• [WHAT TO WORK ON] Each line of the listing must be transcribed exactly, except for the images, which should be excluded.

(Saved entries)

----------------------------------------

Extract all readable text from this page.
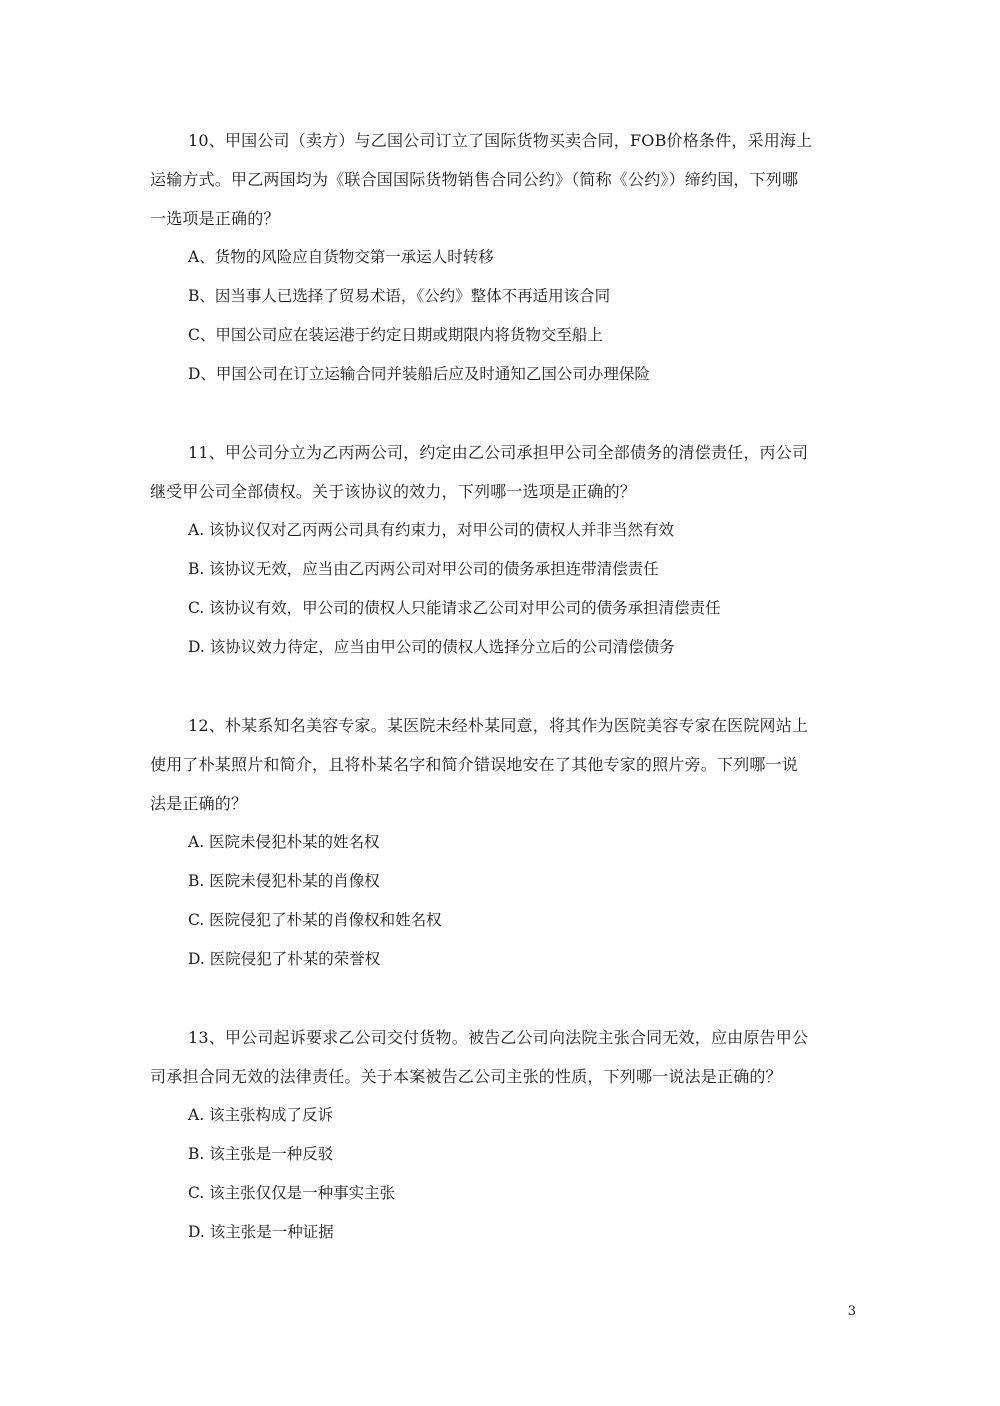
10、甲国公司（卖方）与乙国公司订立了国际货物买卖合同，FOB价格条件，采用海上
运输方式。甲乙两国均为《联合国国际货物销售合同公约》（简称《公约》）缔约国，下列哪
一选项是正确的？
A、货物的风险应自货物交第一承运人时转移
B、因当事人已选择了贸易术语，《公约》整体不再适用该合同
C、甲国公司应在装运港于约定日期或期限内将货物交至船上
D、甲国公司在订立运输合同并装船后应及时通知乙国公司办理保险
11、甲公司分立为乙丙两公司，约定由乙公司承担甲公司全部债务的清偿责任，丙公司
继受甲公司全部债权。关于该协议的效力，下列哪一选项是正确的？
A. 该协议仅对乙丙两公司具有约束力，对甲公司的债权人并非当然有效
B. 该协议无效，应当由乙丙两公司对甲公司的债务承担连带清偿责任
C. 该协议有效，甲公司的债权人只能请求乙公司对甲公司的债务承担清偿责任
D. 该协议效力待定，应当由甲公司的债权人选择分立后的公司清偿债务
12、朴某系知名美容专家。某医院未经朴某同意，将其作为医院美容专家在医院网站上
使用了朴某照片和简介，且将朴某名字和简介错误地安在了其他专家的照片旁。下列哪一说
法是正确的？
A. 医院未侵犯朴某的姓名权
B. 医院未侵犯朴某的肖像权
C. 医院侵犯了朴某的肖像权和姓名权
D. 医院侵犯了朴某的荣誉权
13、甲公司起诉要求乙公司交付货物。被告乙公司向法院主张合同无效，应由原告甲公
司承担合同无效的法律责任。关于本案被告乙公司主张的性质，下列哪一说法是正确的？
A. 该主张构成了反诉
B. 该主张是一种反驳
C. 该主张仅仅是一种事实主张
D. 该主张是一种证据
3
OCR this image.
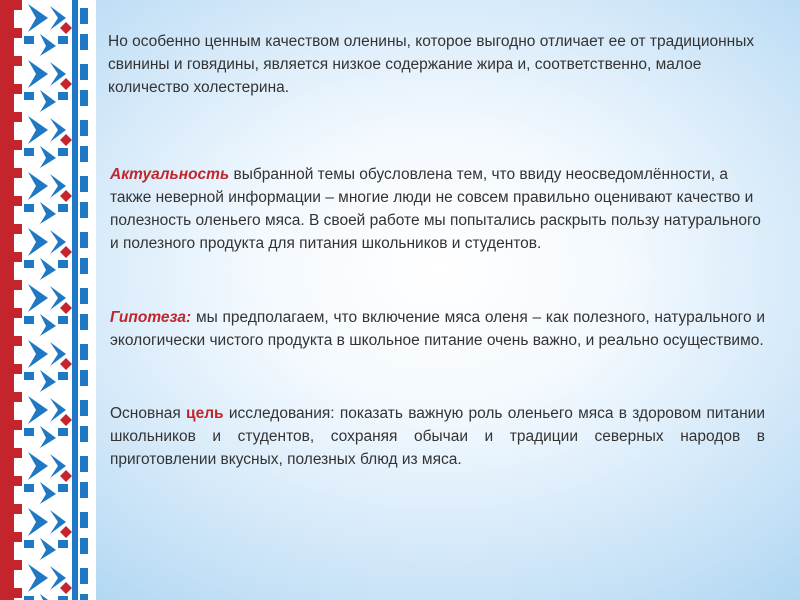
Но особенно ценным качеством оленины, которое выгодно отличает ее от традиционных свинины и говядины, является низкое содержание жира и, соответственно, малое количество холестерина.
Актуальность выбранной темы обусловлена тем, что ввиду неосведомлённости, а также неверной информации – многие люди не совсем правильно оценивают качество и полезность оленьего мяса. В своей работе мы попытались раскрыть пользу натурального и полезного продукта для питания школьников и студентов.
Гипотеза: мы предполагаем, что включение мяса оленя – как полезного, натурального и экологически чистого продукта в школьное питание очень важно, и реально осуществимо.
Основная цель исследования: показать важную роль оленьего мяса в здоровом питании школьников и студентов, сохраняя обычаи и традиции северных народов в приготовлении вкусных, полезных блюд из мяса.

----------------------------------------

• [WORKED SOLUTION]
Extract all readable text from this page.
10、甲国公司（卖方）与乙国公司订立了国际货物买卖合同，FOB价格条件，采用海上
运输方式。甲乙两国均为《联合国国际货物销售合同公约》（简称《公约》）缔约国，下列哪
一选项是正确的？
A、货物的风险应自货物交第一承运人时转移
B、因当事人已选择了贸易术语，《公约》整体不再适用该合同
C、甲国公司应在装运港于约定日期或期限内将货物交至船上
D、甲国公司在订立运输合同并装船后应及时通知乙国公司办理保险
11、甲公司分立为乙丙两公司，约定由乙公司承担甲公司全部债务的清偿责任，丙公司
继受甲公司全部债权。关于该协议的效力，下列哪一选项是正确的？
A. 该协议仅对乙丙两公司具有约束力，对甲公司的债权人并非当然有效
B. 该协议无效，应当由乙丙两公司对甲公司的债务承担连带清偿责任
C. 该协议有效，甲公司的债权人只能请求乙公司对甲公司的债务承担清偿责任
D. 该协议效力待定，应当由甲公司的债权人选择分立后的公司清偿债务
12、朴某系知名美容专家。某医院未经朴某同意，将其作为医院美容专家在医院网站上
使用了朴某照片和简介，且将朴某名字和简介错误地安在了其他专家的照片旁。下列哪一说
法是正确的？
A. 医院未侵犯朴某的姓名权
B. 医院未侵犯朴某的肖像权
C. 医院侵犯了朴某的肖像权和姓名权
D. 医院侵犯了朴某的荣誉权
13、甲公司起诉要求乙公司交付货物。被告乙公司向法院主张合同无效，应由原告甲公
司承担合同无效的法律责任。关于本案被告乙公司主张的性质，下列哪一说法是正确的？
A. 该主张构成了反诉
B. 该主张是一种反驳
C. 该主张仅仅是一种事实主张
D. 该主张是一种证据
3
OCR this image.
Но особенно ценным качеством оленины, которое выгодно отличает ее от традиционных свинины и говядины, является низкое содержание жира и, соответственно, малое количество холестерина.
Актуальность выбранной темы обусловлена тем, что ввиду неосведомлённости, а также неверной информации – многие люди не совсем правильно оценивают качество и полезность оленьего мяса. В своей работе мы попытались раскрыть пользу натурального и полезного продукта для питания школьников и студентов.
Гипотеза: мы предполагаем, что включение мяса оленя – как полезного, натурального и экологически чистого продукта в школьное питание очень важно, и реально осуществимо.
Основная цель исследования: показать важную роль оленьего мяса в здоровом питании школьников и студентов, сохраняя обычаи и традиции северных народов в приготовлении вкусных, полезных блюд из мяса.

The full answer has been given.